Only the number is wanted: tally the lines below that contain the word "color".

---

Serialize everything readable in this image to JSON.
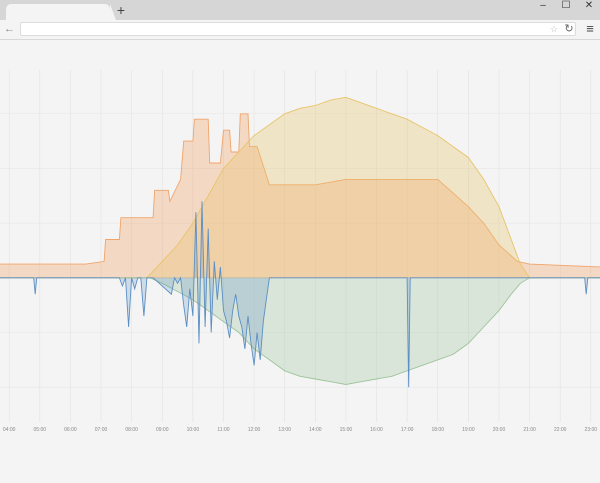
{
  "browser": {
    "tab_title": "",
    "new_tab_label": "+",
    "url": "",
    "controls": {
      "minimize": "–",
      "maximize": "☐",
      "close": "✕"
    },
    "icons": {
      "back": "back-arrow-icon",
      "star": "bookmark-star-icon",
      "reload": "reload-icon",
      "menu": "hamburger-menu-icon"
    }
  },
  "chart_data": {
    "type": "area",
    "x_ticks": [
      "04:00",
      "05:00",
      "06:00",
      "07:00",
      "08:00",
      "09:00",
      "10:00",
      "11:00",
      "12:00",
      "13:00",
      "14:00",
      "15:00",
      "16:00",
      "17:00",
      "18:00",
      "19:00",
      "20:00",
      "21:00",
      "22:00",
      "23:00"
    ],
    "xlim": [
      3.7,
      23.3
    ],
    "ylim": [
      -2600,
      3800
    ],
    "grid": true,
    "legend": "none",
    "series": [
      {
        "color": "#f0a46a",
        "x": [
          3.7,
          6.5,
          7.1,
          7.15,
          7.6,
          7.65,
          8.7,
          8.75,
          9.2,
          9.25,
          9.6,
          9.7,
          10.0,
          10.05,
          10.5,
          10.55,
          10.9,
          11.0,
          11.2,
          11.25,
          11.5,
          11.55,
          11.8,
          11.85,
          12.1,
          12.5,
          13,
          14,
          15,
          16,
          17,
          18,
          19,
          19.5,
          20,
          20.3,
          20.6,
          21,
          23.3
        ],
        "values": [
          250,
          250,
          300,
          700,
          700,
          1100,
          1100,
          1600,
          1600,
          1400,
          1800,
          2500,
          2500,
          2900,
          2900,
          2100,
          2100,
          2700,
          2700,
          2300,
          2300,
          3000,
          3000,
          2400,
          2400,
          1700,
          1700,
          1700,
          1800,
          1800,
          1800,
          1800,
          1300,
          1000,
          600,
          450,
          300,
          250,
          200
        ]
      },
      {
        "color": "#e8c46a",
        "x": [
          3.7,
          8.5,
          9,
          9.5,
          10,
          10.5,
          11,
          11.5,
          12,
          12.5,
          13,
          13.5,
          14,
          14.5,
          15,
          15.5,
          16,
          16.5,
          17,
          17.5,
          18,
          18.5,
          19,
          19.5,
          20,
          20.4,
          20.7,
          21,
          23.3
        ],
        "values": [
          0,
          0,
          300,
          600,
          1000,
          1500,
          2000,
          2300,
          2600,
          2800,
          3000,
          3100,
          3150,
          3250,
          3300,
          3200,
          3100,
          3000,
          2900,
          2750,
          2600,
          2400,
          2200,
          1800,
          1300,
          700,
          250,
          0,
          0
        ]
      },
      {
        "color": "#9dc49a",
        "x": [
          3.7,
          8.6,
          9,
          9.5,
          10,
          10.5,
          11,
          11.5,
          12,
          12.5,
          13,
          13.5,
          14,
          14.5,
          15,
          15.5,
          16,
          16.5,
          17,
          17.5,
          18,
          18.5,
          19,
          19.5,
          20,
          20.4,
          20.7,
          21,
          23.3
        ],
        "values": [
          0,
          0,
          -100,
          -250,
          -400,
          -600,
          -800,
          -1000,
          -1300,
          -1500,
          -1700,
          -1800,
          -1850,
          -1900,
          -1950,
          -1900,
          -1850,
          -1800,
          -1700,
          -1600,
          -1500,
          -1400,
          -1200,
          -900,
          -600,
          -300,
          -100,
          0,
          0
        ]
      },
      {
        "color": "#5b8ec4",
        "x": [
          3.7,
          4.8,
          4.85,
          4.9,
          7.6,
          7.7,
          7.8,
          7.9,
          8.0,
          8.1,
          8.2,
          8.3,
          8.4,
          8.5,
          8.6,
          8.7,
          9.3,
          9.4,
          9.5,
          9.6,
          9.7,
          9.8,
          9.9,
          10.0,
          10.1,
          10.2,
          10.3,
          10.4,
          10.5,
          10.6,
          10.7,
          10.8,
          10.9,
          11.0,
          11.1,
          11.2,
          11.3,
          11.4,
          11.5,
          11.6,
          11.7,
          11.8,
          11.9,
          12.0,
          12.1,
          12.2,
          12.3,
          12.4,
          12.5,
          17.0,
          17.05,
          17.1,
          22.8,
          22.85,
          22.9,
          23.3
        ],
        "values": [
          0,
          0,
          -300,
          0,
          0,
          -150,
          0,
          -900,
          0,
          -200,
          0,
          0,
          -700,
          0,
          0,
          0,
          -300,
          0,
          -100,
          0,
          -500,
          -900,
          -200,
          -700,
          1200,
          -1200,
          1400,
          -900,
          900,
          -1000,
          300,
          -400,
          200,
          -600,
          -800,
          -1100,
          -600,
          -300,
          -700,
          -900,
          -1300,
          -700,
          -1200,
          -1600,
          -1000,
          -1500,
          -800,
          -400,
          0,
          0,
          -2000,
          0,
          0,
          -300,
          0,
          0
        ]
      }
    ]
  }
}
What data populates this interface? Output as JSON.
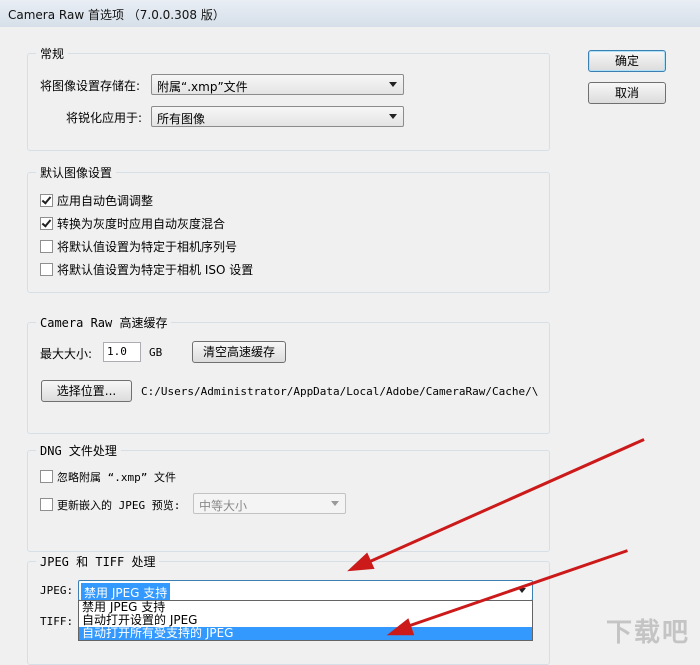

---

Exercise result:
4